Count the lines below that contain the word "services", and reply with only that number.

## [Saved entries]
——

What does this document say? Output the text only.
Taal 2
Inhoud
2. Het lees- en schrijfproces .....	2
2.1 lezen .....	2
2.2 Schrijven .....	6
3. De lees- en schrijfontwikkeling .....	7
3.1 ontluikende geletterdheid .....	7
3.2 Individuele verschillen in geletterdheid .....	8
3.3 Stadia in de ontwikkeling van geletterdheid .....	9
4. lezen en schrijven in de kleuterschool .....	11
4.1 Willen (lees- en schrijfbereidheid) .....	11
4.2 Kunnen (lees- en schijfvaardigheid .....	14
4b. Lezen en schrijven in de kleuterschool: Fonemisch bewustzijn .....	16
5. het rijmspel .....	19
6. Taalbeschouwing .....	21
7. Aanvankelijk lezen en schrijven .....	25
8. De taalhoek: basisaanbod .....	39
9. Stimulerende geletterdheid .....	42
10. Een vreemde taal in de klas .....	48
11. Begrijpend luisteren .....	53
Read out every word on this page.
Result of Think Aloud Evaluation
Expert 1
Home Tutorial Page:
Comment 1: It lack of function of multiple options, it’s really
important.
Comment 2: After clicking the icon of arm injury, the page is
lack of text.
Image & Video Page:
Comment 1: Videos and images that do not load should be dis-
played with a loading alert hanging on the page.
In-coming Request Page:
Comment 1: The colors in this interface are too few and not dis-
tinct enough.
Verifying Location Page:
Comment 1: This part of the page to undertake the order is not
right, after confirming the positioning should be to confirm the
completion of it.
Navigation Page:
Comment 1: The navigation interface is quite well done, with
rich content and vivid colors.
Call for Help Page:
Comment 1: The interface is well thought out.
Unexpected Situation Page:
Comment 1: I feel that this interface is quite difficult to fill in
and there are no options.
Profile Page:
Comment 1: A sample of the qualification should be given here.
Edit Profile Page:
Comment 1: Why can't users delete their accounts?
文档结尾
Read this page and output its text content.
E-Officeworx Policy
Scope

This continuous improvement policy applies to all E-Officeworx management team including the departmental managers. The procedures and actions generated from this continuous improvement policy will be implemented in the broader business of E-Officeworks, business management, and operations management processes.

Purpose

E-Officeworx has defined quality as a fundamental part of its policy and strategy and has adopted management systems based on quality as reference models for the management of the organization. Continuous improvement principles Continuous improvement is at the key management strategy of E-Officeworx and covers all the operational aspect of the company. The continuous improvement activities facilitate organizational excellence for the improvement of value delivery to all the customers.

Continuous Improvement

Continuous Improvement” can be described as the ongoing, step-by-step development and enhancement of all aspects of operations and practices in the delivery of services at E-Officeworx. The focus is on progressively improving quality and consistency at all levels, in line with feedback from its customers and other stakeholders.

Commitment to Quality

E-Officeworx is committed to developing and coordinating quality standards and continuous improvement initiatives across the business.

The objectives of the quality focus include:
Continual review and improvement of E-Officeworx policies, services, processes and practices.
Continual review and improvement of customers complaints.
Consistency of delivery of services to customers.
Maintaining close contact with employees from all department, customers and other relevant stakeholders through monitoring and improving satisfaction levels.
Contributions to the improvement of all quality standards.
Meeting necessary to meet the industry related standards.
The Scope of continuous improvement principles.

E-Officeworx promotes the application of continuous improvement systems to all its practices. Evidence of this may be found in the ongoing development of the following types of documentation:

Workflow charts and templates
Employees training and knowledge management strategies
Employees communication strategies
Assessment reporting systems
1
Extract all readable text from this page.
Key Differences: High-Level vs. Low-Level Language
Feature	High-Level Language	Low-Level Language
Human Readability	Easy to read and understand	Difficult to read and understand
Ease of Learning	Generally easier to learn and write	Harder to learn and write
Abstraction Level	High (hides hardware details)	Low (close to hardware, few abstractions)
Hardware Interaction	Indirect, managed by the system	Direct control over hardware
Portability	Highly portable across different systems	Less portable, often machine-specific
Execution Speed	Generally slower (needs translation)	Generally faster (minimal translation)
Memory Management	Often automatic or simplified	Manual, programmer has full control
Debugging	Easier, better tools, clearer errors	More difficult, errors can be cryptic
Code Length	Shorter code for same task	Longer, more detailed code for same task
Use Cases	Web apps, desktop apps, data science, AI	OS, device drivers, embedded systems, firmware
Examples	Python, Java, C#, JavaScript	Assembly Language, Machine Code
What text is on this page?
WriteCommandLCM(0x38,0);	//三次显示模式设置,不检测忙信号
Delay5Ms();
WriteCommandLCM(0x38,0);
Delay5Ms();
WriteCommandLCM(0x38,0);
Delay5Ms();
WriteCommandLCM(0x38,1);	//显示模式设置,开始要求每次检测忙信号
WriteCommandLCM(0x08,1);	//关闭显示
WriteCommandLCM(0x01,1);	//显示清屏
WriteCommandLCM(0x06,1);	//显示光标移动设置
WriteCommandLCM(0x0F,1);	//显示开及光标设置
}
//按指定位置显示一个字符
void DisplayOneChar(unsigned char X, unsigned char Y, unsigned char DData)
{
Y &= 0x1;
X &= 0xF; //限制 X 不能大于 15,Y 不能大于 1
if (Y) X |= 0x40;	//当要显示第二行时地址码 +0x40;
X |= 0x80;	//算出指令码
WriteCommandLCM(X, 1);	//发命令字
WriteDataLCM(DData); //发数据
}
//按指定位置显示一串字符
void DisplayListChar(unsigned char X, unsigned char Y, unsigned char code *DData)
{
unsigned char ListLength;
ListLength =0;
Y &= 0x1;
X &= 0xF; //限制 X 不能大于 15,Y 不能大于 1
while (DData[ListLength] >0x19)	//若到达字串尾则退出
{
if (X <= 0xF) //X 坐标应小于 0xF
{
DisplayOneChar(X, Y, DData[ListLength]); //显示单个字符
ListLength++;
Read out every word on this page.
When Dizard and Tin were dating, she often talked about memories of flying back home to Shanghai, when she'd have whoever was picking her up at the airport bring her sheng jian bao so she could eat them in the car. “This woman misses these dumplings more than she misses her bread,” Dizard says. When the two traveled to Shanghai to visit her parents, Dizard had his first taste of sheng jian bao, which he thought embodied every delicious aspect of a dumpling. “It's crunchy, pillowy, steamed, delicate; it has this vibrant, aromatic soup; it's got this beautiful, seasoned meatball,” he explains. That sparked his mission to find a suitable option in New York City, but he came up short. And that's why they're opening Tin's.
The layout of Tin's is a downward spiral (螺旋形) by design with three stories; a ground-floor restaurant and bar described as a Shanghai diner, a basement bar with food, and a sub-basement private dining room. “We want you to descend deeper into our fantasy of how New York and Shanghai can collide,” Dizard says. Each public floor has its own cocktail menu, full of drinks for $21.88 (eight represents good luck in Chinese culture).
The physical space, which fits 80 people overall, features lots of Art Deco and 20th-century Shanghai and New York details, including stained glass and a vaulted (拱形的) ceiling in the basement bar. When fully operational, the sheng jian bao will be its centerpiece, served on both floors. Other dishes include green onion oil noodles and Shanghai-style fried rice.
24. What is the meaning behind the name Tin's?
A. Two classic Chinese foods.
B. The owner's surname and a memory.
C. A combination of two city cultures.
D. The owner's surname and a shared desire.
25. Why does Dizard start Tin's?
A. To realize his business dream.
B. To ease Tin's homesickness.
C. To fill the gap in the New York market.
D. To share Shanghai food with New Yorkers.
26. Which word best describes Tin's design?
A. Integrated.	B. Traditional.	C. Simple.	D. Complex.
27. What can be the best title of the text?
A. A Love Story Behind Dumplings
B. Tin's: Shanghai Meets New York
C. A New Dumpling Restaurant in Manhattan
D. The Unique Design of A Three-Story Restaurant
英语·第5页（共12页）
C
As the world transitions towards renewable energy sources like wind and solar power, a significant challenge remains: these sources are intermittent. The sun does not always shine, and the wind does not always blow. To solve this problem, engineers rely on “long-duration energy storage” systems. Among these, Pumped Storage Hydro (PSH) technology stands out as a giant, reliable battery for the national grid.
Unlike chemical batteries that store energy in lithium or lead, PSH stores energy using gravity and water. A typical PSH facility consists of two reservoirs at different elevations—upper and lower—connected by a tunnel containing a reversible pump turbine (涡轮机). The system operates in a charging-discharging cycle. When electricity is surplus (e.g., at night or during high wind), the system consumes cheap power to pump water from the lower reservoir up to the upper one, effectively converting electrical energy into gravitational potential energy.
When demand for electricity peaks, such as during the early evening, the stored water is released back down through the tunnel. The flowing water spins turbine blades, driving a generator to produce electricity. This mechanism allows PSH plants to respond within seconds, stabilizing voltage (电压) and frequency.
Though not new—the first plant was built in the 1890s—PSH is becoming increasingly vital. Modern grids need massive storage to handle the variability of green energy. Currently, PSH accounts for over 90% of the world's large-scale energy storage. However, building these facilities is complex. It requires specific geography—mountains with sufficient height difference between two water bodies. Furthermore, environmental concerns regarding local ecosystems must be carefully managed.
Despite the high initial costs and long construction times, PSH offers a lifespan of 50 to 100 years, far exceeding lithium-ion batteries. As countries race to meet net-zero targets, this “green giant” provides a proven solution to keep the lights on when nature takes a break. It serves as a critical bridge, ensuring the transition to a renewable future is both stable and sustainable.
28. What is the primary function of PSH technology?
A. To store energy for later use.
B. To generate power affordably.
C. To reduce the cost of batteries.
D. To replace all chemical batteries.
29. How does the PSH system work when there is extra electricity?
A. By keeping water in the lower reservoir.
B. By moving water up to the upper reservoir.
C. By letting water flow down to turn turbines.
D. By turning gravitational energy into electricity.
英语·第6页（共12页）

——

## [CORRECT ANSWER]
3